Set problem
In the material below, list every line carrying the string "mayo".

Dataset extract
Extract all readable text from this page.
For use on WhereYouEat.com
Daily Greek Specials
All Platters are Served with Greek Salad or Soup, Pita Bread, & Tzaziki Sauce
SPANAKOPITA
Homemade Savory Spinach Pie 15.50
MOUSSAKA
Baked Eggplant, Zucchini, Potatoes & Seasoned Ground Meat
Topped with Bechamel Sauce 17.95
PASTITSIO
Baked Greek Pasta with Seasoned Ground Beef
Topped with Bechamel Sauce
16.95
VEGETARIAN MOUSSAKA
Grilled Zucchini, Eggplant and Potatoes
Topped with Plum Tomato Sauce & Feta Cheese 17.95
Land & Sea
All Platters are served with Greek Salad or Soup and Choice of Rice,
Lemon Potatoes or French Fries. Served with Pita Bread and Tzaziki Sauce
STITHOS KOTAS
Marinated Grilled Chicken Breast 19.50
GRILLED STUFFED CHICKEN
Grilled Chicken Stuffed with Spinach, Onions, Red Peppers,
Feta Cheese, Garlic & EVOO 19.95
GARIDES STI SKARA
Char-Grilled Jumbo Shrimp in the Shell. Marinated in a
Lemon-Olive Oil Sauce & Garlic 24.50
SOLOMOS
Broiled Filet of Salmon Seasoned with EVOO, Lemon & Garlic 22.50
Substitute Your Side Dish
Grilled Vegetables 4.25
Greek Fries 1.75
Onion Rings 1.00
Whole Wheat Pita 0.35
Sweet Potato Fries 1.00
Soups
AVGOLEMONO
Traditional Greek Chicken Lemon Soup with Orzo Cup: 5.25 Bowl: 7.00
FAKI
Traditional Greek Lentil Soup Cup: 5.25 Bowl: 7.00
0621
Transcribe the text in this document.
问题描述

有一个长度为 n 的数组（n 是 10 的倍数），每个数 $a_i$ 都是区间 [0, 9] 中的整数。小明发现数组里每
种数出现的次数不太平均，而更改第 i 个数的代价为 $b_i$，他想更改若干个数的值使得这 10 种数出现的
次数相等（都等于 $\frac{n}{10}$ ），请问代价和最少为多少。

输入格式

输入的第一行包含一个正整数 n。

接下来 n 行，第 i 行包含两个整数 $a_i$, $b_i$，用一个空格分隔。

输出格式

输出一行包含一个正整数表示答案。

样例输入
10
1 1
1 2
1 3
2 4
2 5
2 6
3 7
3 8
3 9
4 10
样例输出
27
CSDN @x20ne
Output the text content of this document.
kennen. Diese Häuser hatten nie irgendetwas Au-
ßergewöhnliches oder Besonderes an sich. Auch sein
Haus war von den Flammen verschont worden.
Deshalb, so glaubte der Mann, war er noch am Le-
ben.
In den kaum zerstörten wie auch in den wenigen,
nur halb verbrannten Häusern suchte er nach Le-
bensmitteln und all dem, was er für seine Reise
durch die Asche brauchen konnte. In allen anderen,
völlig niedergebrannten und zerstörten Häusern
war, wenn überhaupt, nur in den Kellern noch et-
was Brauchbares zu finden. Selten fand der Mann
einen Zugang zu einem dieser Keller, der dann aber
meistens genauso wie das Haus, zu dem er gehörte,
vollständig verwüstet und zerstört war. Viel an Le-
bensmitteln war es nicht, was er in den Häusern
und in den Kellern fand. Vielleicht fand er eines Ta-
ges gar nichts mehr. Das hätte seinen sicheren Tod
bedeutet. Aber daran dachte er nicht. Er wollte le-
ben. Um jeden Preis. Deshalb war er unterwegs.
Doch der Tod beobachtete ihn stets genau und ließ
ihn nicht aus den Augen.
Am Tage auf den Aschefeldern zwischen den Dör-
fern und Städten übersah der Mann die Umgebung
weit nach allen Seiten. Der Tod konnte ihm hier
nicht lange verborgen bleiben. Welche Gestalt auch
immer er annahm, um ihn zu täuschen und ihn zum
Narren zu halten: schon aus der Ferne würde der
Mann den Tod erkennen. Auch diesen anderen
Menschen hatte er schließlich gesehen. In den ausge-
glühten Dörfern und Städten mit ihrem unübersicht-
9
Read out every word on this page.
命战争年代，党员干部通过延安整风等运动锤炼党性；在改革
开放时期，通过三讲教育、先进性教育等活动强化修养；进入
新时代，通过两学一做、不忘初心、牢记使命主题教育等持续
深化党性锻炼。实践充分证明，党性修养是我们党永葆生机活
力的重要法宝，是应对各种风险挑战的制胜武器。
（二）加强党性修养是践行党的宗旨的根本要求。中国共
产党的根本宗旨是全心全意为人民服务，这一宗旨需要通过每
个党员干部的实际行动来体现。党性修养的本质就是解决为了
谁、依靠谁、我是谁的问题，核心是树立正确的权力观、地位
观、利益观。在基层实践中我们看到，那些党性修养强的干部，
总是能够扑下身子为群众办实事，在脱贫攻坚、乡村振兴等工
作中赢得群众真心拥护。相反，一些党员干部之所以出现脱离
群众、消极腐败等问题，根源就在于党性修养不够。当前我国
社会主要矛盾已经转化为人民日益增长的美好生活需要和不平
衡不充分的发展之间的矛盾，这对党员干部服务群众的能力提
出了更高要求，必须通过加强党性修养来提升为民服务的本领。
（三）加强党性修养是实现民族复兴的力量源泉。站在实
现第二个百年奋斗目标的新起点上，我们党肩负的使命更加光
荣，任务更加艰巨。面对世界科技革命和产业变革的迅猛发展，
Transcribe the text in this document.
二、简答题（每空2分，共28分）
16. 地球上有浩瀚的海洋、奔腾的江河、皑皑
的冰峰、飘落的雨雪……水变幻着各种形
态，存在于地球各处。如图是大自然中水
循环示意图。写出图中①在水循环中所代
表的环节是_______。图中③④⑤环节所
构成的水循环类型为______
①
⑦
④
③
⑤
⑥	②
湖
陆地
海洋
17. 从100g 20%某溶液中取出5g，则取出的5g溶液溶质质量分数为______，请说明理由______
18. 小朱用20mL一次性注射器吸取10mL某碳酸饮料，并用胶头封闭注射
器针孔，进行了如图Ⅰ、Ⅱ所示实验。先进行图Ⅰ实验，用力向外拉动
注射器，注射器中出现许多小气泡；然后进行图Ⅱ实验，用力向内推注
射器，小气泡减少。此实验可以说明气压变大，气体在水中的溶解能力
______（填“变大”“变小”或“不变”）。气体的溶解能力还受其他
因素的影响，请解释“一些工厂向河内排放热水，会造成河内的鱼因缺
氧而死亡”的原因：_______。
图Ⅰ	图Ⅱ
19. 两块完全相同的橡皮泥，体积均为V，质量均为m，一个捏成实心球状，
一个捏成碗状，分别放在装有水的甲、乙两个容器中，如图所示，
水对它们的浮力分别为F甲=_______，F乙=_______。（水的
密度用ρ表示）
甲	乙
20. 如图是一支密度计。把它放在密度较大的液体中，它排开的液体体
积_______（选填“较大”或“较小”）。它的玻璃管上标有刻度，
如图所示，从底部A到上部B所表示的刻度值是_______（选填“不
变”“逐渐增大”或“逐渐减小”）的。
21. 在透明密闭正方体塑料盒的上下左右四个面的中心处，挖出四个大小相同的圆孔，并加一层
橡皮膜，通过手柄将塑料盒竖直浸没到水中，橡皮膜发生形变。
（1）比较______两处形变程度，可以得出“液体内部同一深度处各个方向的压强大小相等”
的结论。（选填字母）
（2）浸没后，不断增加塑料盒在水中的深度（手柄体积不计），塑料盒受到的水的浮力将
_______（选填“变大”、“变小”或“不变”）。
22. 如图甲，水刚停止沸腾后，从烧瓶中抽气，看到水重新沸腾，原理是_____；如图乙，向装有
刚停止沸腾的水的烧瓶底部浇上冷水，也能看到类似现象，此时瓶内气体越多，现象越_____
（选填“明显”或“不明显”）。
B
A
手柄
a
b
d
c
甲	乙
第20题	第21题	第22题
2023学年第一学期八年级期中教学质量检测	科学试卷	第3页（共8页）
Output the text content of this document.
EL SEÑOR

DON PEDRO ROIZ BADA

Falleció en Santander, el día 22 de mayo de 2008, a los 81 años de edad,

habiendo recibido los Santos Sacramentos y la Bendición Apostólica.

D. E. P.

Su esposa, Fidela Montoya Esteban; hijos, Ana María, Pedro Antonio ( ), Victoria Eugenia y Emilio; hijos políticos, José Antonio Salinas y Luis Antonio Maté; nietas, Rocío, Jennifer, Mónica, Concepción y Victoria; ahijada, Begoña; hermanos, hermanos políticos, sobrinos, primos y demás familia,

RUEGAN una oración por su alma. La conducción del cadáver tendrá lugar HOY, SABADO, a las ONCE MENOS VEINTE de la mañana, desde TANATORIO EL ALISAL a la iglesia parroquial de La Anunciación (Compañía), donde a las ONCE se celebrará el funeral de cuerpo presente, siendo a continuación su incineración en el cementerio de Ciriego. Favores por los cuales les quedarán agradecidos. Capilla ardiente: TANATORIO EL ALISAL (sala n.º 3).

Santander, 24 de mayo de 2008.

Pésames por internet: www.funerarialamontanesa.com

Output of the task
Falleció en Santander, el día 22 de mayo de 2008, a los 81 años de edad,
Santander, 24 de mayo de 2008.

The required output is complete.